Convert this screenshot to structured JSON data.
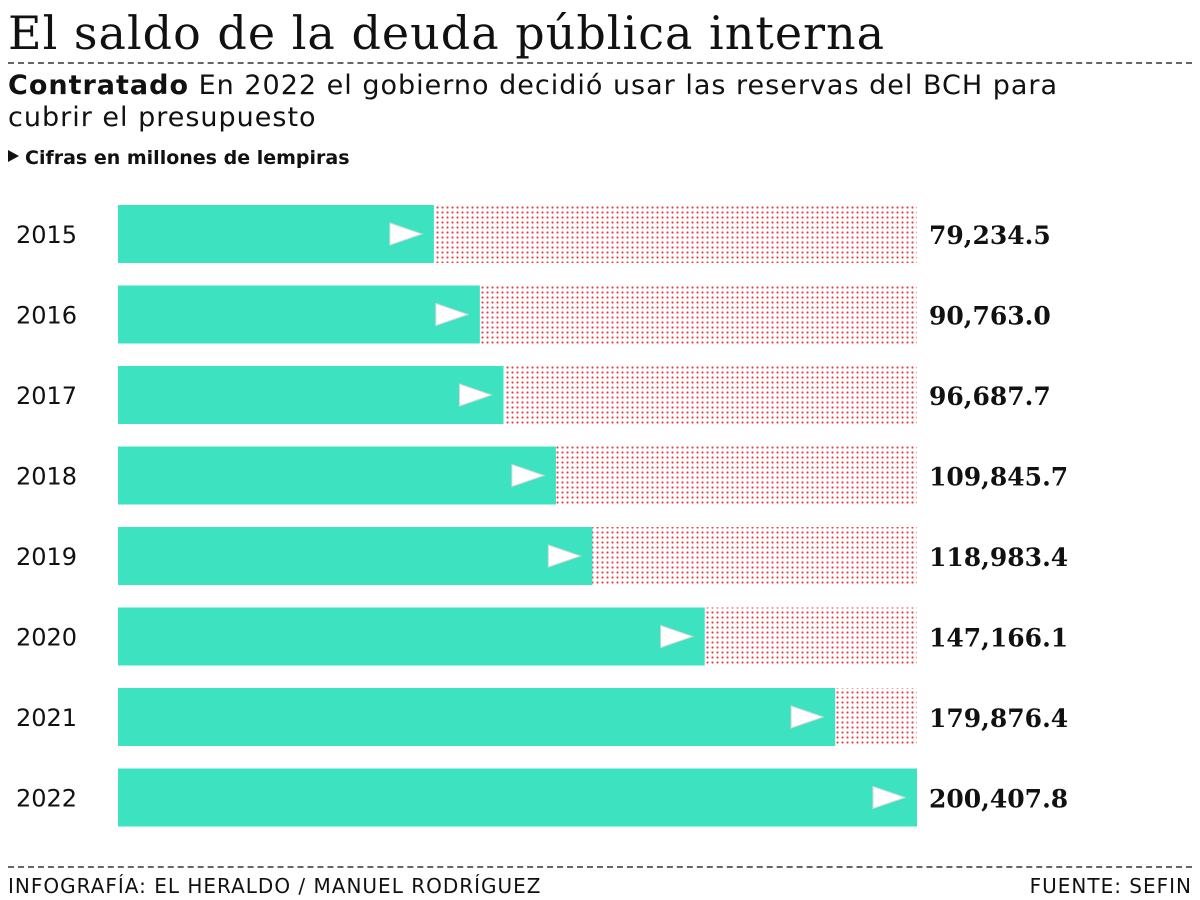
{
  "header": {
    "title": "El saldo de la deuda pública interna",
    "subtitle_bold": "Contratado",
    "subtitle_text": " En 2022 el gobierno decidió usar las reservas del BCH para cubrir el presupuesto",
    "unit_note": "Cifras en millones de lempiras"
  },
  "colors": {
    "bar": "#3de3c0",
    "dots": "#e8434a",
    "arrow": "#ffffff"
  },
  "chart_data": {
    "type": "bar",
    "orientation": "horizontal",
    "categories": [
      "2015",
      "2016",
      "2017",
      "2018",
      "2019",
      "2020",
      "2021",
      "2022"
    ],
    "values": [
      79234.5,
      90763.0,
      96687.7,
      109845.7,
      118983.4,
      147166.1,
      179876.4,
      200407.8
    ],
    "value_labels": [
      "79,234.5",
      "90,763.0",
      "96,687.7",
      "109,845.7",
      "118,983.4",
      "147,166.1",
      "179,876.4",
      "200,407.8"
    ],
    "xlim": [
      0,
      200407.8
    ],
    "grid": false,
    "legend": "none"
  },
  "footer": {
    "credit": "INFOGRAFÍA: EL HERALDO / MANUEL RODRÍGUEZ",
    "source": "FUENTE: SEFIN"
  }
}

———

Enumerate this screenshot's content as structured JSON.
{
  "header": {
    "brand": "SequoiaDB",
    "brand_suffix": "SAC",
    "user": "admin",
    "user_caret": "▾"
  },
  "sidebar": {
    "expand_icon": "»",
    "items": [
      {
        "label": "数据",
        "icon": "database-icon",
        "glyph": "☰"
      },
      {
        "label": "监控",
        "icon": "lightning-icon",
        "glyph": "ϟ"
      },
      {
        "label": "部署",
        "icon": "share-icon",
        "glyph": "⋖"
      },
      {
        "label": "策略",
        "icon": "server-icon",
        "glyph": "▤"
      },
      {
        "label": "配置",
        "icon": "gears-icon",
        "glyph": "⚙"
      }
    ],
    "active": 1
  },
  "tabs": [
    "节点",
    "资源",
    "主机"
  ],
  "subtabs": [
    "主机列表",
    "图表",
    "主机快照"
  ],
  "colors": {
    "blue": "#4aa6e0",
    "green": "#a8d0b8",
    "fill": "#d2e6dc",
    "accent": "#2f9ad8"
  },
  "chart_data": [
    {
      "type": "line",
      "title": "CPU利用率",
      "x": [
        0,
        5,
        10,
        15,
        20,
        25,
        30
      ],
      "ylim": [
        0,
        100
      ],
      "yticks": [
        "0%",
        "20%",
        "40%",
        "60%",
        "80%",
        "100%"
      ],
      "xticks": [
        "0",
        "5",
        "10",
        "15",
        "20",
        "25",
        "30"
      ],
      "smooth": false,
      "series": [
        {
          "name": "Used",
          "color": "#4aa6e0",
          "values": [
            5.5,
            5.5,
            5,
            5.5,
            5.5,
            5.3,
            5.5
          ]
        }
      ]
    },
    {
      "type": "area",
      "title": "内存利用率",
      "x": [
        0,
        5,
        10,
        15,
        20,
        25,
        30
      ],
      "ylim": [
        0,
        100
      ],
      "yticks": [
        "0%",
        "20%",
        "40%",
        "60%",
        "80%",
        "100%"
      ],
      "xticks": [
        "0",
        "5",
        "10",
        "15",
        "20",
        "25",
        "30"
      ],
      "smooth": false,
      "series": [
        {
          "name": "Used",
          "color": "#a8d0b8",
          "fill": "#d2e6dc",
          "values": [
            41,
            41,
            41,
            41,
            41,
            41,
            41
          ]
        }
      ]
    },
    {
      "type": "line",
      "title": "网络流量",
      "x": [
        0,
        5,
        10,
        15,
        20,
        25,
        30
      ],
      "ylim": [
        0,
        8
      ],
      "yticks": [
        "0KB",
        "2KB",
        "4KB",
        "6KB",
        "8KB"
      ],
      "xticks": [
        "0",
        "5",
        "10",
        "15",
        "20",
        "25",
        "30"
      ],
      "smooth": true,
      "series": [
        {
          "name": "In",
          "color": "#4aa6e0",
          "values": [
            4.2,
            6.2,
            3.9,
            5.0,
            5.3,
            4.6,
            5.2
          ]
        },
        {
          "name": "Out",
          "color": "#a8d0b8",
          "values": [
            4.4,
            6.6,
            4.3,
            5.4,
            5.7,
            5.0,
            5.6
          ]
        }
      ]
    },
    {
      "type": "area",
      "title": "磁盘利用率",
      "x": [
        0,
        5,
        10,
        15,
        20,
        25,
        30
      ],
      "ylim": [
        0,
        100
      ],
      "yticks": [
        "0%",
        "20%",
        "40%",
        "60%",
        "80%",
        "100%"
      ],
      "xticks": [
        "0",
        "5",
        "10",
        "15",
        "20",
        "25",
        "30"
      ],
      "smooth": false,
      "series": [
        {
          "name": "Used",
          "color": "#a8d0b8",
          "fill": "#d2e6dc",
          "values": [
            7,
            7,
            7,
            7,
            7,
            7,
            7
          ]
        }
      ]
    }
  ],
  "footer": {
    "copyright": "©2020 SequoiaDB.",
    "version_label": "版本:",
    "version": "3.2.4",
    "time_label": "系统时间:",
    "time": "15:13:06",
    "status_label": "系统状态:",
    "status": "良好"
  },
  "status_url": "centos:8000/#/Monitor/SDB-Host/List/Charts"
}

———

Exercise task.
Which lines include the word "JSON"? List them all.

Solution to the exercise.
Convert this screenshot to structured JSON data.
Enumerate this screenshot's content as structured JSON.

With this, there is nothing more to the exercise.